Exercise task: Your answer should be a single number: the count of lines containing the string "label".

Data for this exercise:
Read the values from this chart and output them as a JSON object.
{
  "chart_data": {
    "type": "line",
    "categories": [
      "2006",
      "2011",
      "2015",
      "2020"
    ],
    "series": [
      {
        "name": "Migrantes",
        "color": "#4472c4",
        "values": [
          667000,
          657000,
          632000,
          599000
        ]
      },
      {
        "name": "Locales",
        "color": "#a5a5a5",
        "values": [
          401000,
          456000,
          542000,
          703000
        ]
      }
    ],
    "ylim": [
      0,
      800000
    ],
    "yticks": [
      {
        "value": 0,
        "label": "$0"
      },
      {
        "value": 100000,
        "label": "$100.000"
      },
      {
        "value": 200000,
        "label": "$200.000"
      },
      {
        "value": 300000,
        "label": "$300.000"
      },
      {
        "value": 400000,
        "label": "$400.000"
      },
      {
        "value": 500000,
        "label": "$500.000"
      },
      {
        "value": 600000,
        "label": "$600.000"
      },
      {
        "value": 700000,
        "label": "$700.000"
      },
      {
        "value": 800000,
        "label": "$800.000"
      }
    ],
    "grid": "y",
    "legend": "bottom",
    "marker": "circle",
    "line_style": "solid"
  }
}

Result: 9